What this task involves:
Search the listing for "исследует" and copy every line where it appears.

Dataset items:
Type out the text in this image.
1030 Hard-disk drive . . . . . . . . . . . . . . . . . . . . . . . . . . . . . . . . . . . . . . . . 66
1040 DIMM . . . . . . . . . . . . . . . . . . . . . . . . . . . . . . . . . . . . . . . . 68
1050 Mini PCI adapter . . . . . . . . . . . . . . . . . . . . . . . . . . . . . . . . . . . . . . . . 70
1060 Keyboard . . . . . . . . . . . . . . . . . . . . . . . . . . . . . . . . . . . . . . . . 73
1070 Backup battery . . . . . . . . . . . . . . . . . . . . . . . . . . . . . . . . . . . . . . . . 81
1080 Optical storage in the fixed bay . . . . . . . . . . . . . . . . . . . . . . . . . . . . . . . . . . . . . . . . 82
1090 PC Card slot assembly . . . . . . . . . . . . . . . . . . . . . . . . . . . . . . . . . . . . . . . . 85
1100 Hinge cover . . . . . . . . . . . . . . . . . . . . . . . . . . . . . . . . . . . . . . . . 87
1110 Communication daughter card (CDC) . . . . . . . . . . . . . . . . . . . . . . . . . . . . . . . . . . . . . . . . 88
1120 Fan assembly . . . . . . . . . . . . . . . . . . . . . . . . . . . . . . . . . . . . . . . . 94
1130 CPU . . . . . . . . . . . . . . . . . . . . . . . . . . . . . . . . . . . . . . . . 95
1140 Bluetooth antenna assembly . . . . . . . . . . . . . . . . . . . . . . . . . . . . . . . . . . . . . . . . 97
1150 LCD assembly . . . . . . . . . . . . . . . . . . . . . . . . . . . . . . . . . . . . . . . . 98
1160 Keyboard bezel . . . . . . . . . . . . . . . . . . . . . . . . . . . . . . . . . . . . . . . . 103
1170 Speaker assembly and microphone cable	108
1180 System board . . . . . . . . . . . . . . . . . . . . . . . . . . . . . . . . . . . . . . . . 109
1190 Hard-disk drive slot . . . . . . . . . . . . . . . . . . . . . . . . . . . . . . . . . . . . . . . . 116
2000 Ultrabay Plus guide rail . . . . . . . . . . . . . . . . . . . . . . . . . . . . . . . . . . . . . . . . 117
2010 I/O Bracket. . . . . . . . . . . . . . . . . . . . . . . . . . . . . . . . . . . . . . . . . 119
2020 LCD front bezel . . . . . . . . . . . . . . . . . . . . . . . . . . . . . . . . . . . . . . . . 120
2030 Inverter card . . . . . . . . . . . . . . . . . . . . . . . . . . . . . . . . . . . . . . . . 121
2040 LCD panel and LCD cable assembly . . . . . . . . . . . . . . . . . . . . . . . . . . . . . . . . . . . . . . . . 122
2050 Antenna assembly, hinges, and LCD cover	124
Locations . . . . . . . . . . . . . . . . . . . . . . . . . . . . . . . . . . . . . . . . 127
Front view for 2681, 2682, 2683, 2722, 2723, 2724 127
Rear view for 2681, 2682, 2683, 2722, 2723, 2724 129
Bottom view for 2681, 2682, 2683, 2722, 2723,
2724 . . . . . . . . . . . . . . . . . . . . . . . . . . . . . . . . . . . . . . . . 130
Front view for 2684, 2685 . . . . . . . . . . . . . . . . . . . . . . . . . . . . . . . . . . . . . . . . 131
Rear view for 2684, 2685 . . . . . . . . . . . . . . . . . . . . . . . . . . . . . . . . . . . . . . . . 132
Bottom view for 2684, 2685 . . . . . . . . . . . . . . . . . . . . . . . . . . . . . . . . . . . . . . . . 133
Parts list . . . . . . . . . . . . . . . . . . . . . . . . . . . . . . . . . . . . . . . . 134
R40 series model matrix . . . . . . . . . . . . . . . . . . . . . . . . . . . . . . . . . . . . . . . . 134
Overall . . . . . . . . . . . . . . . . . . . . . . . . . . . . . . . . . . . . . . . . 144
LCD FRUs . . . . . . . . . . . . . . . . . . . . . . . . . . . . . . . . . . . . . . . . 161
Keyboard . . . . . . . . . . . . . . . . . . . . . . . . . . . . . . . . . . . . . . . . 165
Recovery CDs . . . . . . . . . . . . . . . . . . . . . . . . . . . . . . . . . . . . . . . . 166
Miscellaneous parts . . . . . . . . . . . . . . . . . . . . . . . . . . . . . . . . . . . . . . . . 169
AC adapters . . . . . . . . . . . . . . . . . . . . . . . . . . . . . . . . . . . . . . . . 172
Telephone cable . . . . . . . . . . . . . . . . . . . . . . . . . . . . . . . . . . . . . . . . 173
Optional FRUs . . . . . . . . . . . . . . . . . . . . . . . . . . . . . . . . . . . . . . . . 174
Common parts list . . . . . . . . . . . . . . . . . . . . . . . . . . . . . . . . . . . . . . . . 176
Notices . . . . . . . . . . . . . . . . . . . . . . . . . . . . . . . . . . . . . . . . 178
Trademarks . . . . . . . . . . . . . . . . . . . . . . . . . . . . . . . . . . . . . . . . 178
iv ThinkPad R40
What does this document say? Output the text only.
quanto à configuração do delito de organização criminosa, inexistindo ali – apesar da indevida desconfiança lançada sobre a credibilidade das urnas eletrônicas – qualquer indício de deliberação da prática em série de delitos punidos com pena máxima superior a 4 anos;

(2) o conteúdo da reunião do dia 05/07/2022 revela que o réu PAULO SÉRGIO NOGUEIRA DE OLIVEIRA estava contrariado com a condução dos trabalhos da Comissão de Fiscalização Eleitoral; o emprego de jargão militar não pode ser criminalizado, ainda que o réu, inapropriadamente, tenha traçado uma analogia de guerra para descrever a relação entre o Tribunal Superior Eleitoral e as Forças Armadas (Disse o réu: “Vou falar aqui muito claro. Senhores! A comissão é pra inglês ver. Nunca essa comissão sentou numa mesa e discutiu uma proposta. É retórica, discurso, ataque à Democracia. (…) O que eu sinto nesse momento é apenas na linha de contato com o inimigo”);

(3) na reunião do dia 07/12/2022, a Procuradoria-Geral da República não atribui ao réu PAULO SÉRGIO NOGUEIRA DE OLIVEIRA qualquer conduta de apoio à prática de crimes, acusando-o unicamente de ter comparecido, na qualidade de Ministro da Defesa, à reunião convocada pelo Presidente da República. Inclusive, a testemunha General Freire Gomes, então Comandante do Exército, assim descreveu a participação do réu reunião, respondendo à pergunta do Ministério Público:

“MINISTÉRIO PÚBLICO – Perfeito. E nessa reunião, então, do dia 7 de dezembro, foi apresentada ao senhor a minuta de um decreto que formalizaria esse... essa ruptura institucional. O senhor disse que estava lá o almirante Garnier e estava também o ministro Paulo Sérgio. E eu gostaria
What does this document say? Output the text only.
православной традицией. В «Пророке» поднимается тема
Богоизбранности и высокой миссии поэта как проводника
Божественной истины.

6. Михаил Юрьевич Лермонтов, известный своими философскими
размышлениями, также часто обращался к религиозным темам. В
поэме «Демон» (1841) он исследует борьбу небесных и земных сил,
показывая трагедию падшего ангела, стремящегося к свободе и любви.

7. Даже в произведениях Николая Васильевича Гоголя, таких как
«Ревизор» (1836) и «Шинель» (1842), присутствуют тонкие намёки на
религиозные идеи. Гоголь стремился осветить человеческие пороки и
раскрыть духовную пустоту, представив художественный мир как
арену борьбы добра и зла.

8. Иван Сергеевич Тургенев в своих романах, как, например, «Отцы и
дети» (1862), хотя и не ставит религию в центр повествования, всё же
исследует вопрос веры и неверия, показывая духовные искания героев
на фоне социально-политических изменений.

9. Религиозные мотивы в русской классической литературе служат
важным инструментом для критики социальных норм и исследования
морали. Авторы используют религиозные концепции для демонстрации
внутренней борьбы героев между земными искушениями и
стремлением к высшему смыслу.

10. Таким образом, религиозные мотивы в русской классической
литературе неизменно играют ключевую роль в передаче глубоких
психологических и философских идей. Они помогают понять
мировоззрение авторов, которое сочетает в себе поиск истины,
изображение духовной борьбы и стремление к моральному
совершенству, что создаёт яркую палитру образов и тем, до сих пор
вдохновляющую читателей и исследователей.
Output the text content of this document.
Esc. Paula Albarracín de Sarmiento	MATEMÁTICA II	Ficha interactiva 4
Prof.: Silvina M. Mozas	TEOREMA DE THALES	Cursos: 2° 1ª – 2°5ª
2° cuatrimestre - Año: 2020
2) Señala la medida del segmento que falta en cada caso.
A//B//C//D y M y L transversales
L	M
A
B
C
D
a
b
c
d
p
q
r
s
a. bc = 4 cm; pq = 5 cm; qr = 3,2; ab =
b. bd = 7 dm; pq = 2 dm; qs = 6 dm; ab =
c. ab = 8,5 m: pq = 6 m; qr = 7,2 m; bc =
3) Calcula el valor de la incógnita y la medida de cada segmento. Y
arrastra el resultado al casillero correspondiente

Task solution:
поэме «Демон» (1841) он исследует борьбу небесных и земных сил,
исследует вопрос веры и неверия, показывая духовные искания героев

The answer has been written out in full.